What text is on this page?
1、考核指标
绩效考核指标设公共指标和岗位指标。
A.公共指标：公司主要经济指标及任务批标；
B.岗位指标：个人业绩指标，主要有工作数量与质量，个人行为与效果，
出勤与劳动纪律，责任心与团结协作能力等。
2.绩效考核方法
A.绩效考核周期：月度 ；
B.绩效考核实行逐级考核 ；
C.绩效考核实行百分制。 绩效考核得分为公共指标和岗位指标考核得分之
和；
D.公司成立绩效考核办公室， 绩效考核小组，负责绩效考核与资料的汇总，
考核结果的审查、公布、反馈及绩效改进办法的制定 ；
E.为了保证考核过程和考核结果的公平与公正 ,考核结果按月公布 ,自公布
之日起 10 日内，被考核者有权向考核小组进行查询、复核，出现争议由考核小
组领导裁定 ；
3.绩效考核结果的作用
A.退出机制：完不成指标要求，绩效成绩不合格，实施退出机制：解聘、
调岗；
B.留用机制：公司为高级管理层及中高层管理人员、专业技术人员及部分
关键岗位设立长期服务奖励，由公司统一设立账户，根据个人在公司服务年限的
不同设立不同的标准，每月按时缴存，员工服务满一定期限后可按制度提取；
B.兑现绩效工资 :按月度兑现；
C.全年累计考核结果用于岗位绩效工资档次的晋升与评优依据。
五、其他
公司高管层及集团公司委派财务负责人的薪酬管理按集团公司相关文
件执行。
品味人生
-=-=-=-=-
Exercise aim: Write out the entries above once more, without altering anything.

The output:
What text is on this page?
1、考核指标
绩效考核指标设公共指标和岗位指标。
A.公共指标：公司主要经济指标及任务批标；
B.岗位指标：个人业绩指标，主要有工作数量与质量，个人行为与效果，
出勤与劳动纪律，责任心与团结协作能力等。
2.绩效考核方法
A.绩效考核周期：月度 ；
B.绩效考核实行逐级考核 ；
C.绩效考核实行百分制。 绩效考核得分为公共指标和岗位指标考核得分之
和；
D.公司成立绩效考核办公室， 绩效考核小组，负责绩效考核与资料的汇总，
考核结果的审查、公布、反馈及绩效改进办法的制定 ；
E.为了保证考核过程和考核结果的公平与公正 ,考核结果按月公布 ,自公布
之日起 10 日内，被考核者有权向考核小组进行查询、复核，出现争议由考核小
组领导裁定 ；
3.绩效考核结果的作用
A.退出机制：完不成指标要求，绩效成绩不合格，实施退出机制：解聘、
调岗；
B.留用机制：公司为高级管理层及中高层管理人员、专业技术人员及部分
关键岗位设立长期服务奖励，由公司统一设立账户，根据个人在公司服务年限的
不同设立不同的标准，每月按时缴存，员工服务满一定期限后可按制度提取；
B.兑现绩效工资 :按月度兑现；
C.全年累计考核结果用于岗位绩效工资档次的晋升与评优依据。
五、其他
公司高管层及集团公司委派财务负责人的薪酬管理按集团公司相关文
件执行。
品味人生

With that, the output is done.